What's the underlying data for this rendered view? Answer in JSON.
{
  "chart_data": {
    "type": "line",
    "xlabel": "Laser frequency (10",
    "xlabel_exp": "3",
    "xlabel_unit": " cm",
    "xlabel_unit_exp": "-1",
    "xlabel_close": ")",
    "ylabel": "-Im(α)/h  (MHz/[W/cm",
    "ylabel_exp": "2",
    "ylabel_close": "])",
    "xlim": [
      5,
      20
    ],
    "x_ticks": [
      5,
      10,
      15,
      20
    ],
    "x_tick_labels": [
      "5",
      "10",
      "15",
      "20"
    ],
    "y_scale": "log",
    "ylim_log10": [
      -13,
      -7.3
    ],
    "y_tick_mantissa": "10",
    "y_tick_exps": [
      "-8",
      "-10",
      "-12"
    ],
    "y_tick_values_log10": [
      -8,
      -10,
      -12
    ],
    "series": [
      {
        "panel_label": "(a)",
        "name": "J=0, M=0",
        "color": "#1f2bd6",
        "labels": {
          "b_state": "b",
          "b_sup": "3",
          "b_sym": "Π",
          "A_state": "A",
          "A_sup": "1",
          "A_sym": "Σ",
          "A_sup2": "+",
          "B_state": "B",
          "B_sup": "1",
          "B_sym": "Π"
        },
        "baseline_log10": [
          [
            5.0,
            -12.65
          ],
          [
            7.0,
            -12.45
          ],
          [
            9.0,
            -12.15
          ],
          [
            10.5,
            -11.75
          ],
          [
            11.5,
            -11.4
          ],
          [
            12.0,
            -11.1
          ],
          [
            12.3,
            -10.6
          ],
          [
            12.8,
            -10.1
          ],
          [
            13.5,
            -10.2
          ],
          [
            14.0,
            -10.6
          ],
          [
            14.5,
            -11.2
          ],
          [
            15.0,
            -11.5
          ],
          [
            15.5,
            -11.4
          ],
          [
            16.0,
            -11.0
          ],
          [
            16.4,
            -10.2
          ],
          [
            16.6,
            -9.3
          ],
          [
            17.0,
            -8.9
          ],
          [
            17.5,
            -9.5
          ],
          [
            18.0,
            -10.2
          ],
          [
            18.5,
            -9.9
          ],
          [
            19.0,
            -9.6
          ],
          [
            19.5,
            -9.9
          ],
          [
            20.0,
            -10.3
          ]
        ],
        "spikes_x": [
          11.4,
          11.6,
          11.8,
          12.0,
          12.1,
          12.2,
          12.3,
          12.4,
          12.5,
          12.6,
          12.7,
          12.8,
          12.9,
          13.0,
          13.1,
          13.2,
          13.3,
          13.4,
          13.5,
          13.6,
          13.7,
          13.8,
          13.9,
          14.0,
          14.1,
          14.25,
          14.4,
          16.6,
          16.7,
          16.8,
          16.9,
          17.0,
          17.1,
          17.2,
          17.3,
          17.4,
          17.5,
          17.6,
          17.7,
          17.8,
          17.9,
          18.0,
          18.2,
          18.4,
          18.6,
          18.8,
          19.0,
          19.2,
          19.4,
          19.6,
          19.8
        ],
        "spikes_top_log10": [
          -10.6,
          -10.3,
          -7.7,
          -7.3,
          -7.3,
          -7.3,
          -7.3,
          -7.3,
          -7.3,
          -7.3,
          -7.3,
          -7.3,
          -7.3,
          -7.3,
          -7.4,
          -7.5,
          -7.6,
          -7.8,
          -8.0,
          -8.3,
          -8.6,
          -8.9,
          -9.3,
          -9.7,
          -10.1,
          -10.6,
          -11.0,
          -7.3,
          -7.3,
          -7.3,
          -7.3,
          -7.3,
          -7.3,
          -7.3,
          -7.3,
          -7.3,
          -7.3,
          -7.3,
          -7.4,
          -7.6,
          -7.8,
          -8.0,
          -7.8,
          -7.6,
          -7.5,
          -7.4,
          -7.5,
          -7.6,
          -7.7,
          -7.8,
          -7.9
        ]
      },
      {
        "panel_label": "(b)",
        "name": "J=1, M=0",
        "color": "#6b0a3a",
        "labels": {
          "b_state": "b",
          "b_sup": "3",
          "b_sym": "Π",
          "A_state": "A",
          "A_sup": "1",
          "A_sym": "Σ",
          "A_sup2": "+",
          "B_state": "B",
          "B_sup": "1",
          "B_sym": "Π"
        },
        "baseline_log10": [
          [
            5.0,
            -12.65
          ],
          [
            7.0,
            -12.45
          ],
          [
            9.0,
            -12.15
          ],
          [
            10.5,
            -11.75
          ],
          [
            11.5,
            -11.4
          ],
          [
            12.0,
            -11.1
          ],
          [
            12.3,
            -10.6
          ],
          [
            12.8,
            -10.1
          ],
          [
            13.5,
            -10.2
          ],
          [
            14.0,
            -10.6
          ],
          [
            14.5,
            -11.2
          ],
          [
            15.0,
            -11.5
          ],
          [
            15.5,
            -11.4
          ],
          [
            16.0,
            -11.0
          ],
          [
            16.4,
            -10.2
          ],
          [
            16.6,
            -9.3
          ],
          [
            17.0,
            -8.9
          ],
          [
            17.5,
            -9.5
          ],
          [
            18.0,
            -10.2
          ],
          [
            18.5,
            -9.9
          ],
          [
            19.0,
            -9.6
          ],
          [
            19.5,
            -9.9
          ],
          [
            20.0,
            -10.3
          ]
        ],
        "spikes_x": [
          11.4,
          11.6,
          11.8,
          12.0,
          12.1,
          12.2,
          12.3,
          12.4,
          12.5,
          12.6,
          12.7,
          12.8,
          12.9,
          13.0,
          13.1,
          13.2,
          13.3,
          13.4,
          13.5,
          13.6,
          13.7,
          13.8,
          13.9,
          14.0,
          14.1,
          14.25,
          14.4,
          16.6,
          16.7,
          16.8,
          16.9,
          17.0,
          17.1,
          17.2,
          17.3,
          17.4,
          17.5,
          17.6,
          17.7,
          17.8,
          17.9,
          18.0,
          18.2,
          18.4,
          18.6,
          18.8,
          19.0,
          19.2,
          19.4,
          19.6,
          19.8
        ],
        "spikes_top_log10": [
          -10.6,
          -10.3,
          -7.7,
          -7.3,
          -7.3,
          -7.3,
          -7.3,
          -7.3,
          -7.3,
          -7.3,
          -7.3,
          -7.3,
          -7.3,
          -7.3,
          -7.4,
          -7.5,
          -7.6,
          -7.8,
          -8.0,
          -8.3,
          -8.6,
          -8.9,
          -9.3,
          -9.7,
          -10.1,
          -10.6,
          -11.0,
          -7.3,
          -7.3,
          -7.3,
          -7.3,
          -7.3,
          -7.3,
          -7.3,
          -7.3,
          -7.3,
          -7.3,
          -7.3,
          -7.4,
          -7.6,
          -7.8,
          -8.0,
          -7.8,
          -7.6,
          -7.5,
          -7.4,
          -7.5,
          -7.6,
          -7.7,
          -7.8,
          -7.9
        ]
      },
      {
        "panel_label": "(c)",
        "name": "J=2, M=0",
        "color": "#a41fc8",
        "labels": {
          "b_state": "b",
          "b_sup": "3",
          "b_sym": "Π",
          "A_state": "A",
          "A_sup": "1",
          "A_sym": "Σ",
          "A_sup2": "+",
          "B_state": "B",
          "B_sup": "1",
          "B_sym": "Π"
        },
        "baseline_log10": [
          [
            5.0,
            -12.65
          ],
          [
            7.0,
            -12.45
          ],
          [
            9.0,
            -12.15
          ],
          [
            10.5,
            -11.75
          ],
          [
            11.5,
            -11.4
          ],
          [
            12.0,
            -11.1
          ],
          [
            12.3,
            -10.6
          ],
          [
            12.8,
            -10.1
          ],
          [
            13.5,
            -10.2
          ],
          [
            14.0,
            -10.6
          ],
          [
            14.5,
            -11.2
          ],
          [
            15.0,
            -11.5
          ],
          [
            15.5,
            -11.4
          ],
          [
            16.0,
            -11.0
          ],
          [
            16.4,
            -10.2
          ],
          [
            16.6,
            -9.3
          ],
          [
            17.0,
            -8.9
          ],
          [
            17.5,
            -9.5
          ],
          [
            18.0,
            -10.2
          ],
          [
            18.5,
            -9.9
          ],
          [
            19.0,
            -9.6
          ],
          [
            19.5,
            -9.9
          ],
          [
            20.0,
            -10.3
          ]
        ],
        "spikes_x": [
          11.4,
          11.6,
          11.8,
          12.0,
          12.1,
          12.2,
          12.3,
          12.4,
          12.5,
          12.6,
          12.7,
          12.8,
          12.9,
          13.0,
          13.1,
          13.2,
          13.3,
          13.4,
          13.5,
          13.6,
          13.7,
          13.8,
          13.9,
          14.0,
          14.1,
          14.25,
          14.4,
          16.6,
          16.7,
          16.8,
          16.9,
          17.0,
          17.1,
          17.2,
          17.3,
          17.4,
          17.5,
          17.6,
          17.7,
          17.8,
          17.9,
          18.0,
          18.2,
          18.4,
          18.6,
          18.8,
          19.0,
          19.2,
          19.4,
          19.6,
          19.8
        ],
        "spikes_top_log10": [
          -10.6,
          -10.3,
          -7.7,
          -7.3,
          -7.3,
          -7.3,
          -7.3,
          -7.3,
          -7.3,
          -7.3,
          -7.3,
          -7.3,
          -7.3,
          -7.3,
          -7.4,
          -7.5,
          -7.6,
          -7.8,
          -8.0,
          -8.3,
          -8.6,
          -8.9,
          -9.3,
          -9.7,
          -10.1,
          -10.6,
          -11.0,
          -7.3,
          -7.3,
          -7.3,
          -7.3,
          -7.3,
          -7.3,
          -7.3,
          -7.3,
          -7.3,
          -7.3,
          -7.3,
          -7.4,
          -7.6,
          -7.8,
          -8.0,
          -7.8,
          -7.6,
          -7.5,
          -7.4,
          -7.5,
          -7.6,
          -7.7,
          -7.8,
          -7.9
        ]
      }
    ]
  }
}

# # #

#### WHAT TO WORK ON
Look through the lines above and collect those with the word "color".

#### TASK ANSWER
        "color": "#1f2bd6",
        "color": "#6b0a3a",
        "color": "#a41fc8",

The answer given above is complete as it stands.